**What is expected:** Every line of the data must be copied exactly.

**Material:**
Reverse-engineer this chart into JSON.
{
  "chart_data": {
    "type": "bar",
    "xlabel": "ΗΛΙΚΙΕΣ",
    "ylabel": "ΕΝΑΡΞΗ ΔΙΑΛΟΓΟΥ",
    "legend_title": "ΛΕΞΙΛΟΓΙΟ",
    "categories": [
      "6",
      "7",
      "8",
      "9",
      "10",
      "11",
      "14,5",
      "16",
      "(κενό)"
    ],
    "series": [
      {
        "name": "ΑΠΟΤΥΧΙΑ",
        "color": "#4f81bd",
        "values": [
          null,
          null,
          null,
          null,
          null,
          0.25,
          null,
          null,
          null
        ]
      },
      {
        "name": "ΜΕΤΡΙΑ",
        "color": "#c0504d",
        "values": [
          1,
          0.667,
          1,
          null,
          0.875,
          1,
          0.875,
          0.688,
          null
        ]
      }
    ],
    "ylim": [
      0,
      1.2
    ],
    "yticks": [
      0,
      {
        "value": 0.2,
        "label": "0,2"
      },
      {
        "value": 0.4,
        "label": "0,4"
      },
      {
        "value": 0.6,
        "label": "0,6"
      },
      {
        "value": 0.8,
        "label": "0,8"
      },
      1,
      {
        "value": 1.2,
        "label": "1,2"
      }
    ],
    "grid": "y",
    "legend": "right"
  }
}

**Full output:**
Reverse-engineer this chart into JSON.
{
  "chart_data": {
    "type": "bar",
    "xlabel": "ΗΛΙΚΙΕΣ",
    "ylabel": "ΕΝΑΡΞΗ ΔΙΑΛΟΓΟΥ",
    "legend_title": "ΛΕΞΙΛΟΓΙΟ",
    "categories": [
      "6",
      "7",
      "8",
      "9",
      "10",
      "11",
      "14,5",
      "16",
      "(κενό)"
    ],
    "series": [
      {
        "name": "ΑΠΟΤΥΧΙΑ",
        "color": "#4f81bd",
        "values": [
          null,
          null,
          null,
          null,
          null,
          0.25,
          null,
          null,
          null
        ]
      },
      {
        "name": "ΜΕΤΡΙΑ",
        "color": "#c0504d",
        "values": [
          1,
          0.667,
          1,
          null,
          0.875,
          1,
          0.875,
          0.688,
          null
        ]
      }
    ],
    "ylim": [
      0,
      1.2
    ],
    "yticks": [
      0,
      {
        "value": 0.2,
        "label": "0,2"
      },
      {
        "value": 0.4,
        "label": "0,4"
      },
      {
        "value": 0.6,
        "label": "0,6"
      },
      {
        "value": 0.8,
        "label": "0,8"
      },
      1,
      {
        "value": 1.2,
        "label": "1,2"
      }
    ],
    "grid": "y",
    "legend": "right"
  }
}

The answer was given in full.